__CHALLENGE__. Word for word, restate every line of the material.

(Data excerpts)
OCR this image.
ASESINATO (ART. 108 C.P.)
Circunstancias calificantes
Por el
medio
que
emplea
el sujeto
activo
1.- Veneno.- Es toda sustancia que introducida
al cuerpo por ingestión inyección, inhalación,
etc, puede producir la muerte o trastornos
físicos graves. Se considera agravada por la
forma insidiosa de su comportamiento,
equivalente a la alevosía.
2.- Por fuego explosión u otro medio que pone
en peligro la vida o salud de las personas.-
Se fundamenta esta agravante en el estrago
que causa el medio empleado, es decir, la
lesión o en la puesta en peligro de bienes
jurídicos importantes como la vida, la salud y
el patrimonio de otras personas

__WRITTEN RESPONSE__.
OCR this image.
ASESINATO (ART. 108 C.P.)
Circunstancias calificantes
Por el
medio
que
emplea
el sujeto
activo
1.- Veneno.- Es toda sustancia que introducida
al cuerpo por ingestión inyección, inhalación,
etc, puede producir la muerte o trastornos
físicos graves. Se considera agravada por la
forma insidiosa de su comportamiento,
equivalente a la alevosía.
2.- Por fuego explosión u otro medio que pone
en peligro la vida o salud de las personas.-
Se fundamenta esta agravante en el estrago
que causa el medio empleado, es decir, la
lesión o en la puesta en peligro de bienes
jurídicos importantes como la vida, la salud y
el patrimonio de otras personas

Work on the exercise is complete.